** Start SUPPLIED INFORMATION **

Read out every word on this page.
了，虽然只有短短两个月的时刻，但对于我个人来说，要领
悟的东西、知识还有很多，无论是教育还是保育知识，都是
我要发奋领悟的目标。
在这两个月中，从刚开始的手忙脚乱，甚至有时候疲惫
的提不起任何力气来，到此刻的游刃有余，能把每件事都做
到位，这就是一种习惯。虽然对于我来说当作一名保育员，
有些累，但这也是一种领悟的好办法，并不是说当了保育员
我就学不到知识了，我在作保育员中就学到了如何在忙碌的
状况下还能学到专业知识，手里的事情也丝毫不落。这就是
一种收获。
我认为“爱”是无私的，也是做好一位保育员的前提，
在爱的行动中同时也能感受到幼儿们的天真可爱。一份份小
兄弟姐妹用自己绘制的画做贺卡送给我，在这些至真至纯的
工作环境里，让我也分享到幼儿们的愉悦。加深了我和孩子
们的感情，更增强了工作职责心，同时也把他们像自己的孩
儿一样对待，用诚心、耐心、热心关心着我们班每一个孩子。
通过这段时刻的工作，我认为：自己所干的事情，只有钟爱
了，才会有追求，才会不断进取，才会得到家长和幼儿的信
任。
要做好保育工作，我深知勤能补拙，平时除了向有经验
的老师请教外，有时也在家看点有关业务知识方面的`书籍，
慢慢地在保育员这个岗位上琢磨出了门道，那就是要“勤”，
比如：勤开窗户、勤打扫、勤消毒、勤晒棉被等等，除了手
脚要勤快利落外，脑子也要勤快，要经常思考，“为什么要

** End SUPPLIED INFORMATION **

Write the entries again, exactly as they stand.

Read out every word on this page.
了，虽然只有短短两个月的时刻，但对于我个人来说，要领
悟的东西、知识还有很多，无论是教育还是保育知识，都是
我要发奋领悟的目标。
在这两个月中，从刚开始的手忙脚乱，甚至有时候疲惫
的提不起任何力气来，到此刻的游刃有余，能把每件事都做
到位，这就是一种习惯。虽然对于我来说当作一名保育员，
有些累，但这也是一种领悟的好办法，并不是说当了保育员
我就学不到知识了，我在作保育员中就学到了如何在忙碌的
状况下还能学到专业知识，手里的事情也丝毫不落。这就是
一种收获。
我认为“爱”是无私的，也是做好一位保育员的前提，
在爱的行动中同时也能感受到幼儿们的天真可爱。一份份小
兄弟姐妹用自己绘制的画做贺卡送给我，在这些至真至纯的
工作环境里，让我也分享到幼儿们的愉悦。加深了我和孩子
们的感情，更增强了工作职责心，同时也把他们像自己的孩
儿一样对待，用诚心、耐心、热心关心着我们班每一个孩子。
通过这段时刻的工作，我认为：自己所干的事情，只有钟爱
了，才会有追求，才会不断进取，才会得到家长和幼儿的信
任。
要做好保育工作，我深知勤能补拙，平时除了向有经验
的老师请教外，有时也在家看点有关业务知识方面的`书籍，
慢慢地在保育员这个岗位上琢磨出了门道，那就是要“勤”，
比如：勤开窗户、勤打扫、勤消毒、勤晒棉被等等，除了手
脚要勤快利落外，脑子也要勤快，要经常思考，“为什么要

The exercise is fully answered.